Each line below should be quoted exactly, please.

+++

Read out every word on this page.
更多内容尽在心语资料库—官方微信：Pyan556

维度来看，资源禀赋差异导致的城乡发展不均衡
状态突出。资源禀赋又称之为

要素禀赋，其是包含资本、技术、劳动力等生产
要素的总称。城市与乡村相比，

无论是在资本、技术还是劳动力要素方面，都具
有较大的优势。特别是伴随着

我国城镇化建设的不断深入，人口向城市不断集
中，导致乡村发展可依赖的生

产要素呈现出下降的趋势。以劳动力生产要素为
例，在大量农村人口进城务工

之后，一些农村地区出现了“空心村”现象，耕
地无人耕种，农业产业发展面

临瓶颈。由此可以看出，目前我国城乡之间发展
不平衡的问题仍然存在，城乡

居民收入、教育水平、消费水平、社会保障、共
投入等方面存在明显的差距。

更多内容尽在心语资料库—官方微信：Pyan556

+++

EXERCISE SOLUTION:
Read out every word on this page.
更多内容尽在心语资料库—官方微信：Pyan556

维度来看，资源禀赋差异导致的城乡发展不均衡
状态突出。资源禀赋又称之为

要素禀赋，其是包含资本、技术、劳动力等生产
要素的总称。城市与乡村相比，

无论是在资本、技术还是劳动力要素方面，都具
有较大的优势。特别是伴随着

我国城镇化建设的不断深入，人口向城市不断集
中，导致乡村发展可依赖的生

产要素呈现出下降的趋势。以劳动力生产要素为
例，在大量农村人口进城务工

之后，一些农村地区出现了“空心村”现象，耕
地无人耕种，农业产业发展面

临瓶颈。由此可以看出，目前我国城乡之间发展
不平衡的问题仍然存在，城乡

居民收入、教育水平、消费水平、社会保障、共
投入等方面存在明显的差距。

更多内容尽在心语资料库—官方微信：Pyan556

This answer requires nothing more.